_THE REQUEST_
Omit all pictures. Copy the rest of the material exactly.

_GIVEN DATA_
▶

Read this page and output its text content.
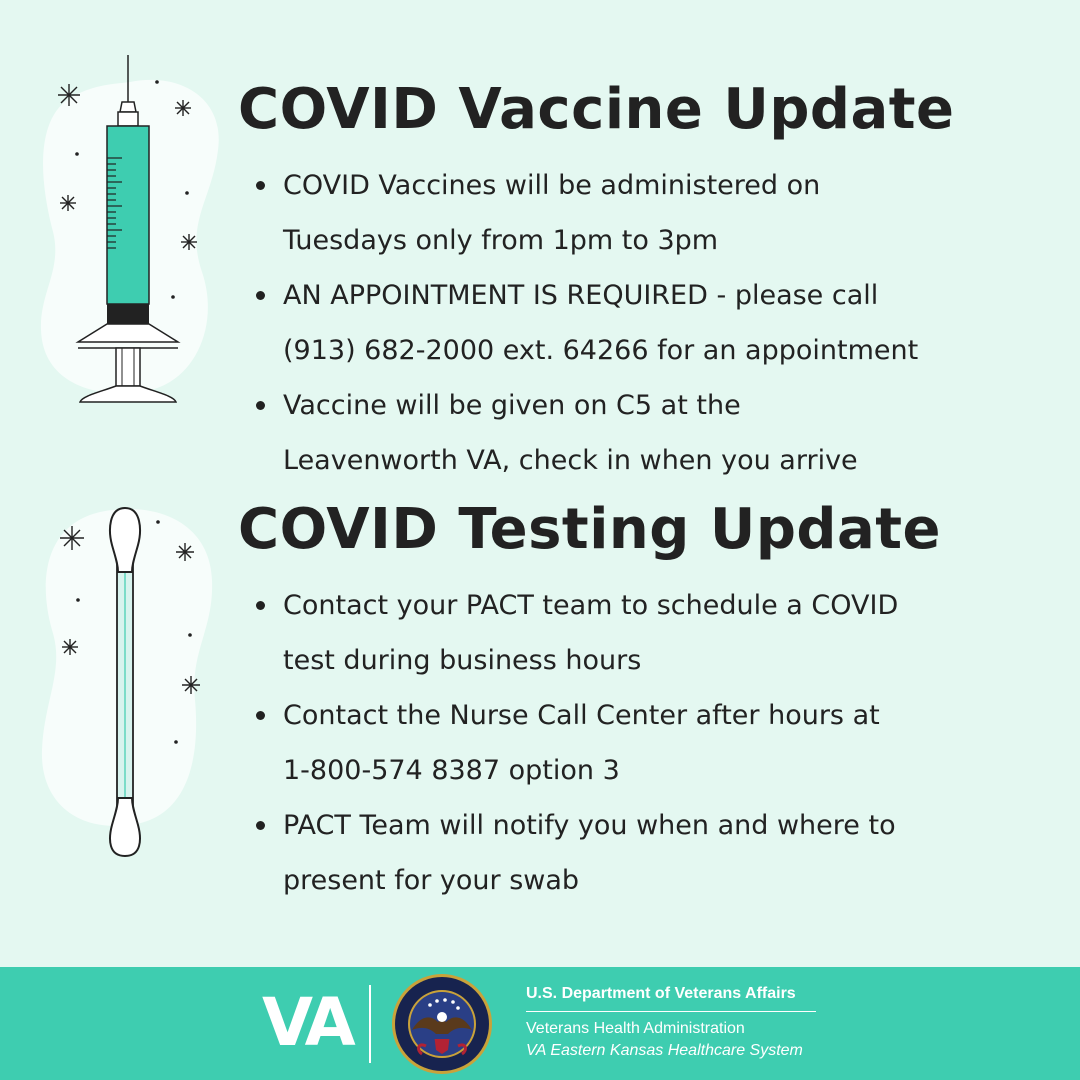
COVID Vaccine Update
COVID Vaccines will be administered on
Tuesdays only from 1pm to 3pm
AN APPOINTMENT IS REQUIRED - please call
(913) 682-2000 ext. 64266 for an appointment
Vaccine will be given on C5 at the
Leavenworth VA, check in when you arrive
COVID Testing Update
Contact your PACT team to schedule a COVID
test during business hours
Contact the Nurse Call Center after hours at
1-800-574 8387 option 3
PACT Team will notify you when and where to
present for your swab
VA	U.S. Department of Veterans Affairs
Veterans Health Administration
VA Eastern Kansas Healthcare System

◀

_THE ANSWER_
Read this page and output its text content.
COVID Vaccine Update
COVID Vaccines will be administered on
Tuesdays only from 1pm to 3pm
AN APPOINTMENT IS REQUIRED - please call
(913) 682-2000 ext. 64266 for an appointment
Vaccine will be given on C5 at the
Leavenworth VA, check in when you arrive
COVID Testing Update
Contact your PACT team to schedule a COVID
test during business hours
Contact the Nurse Call Center after hours at
1-800-574 8387 option 3
PACT Team will notify you when and where to
present for your swab
VA	U.S. Department of Veterans Affairs
Veterans Health Administration
VA Eastern Kansas Healthcare System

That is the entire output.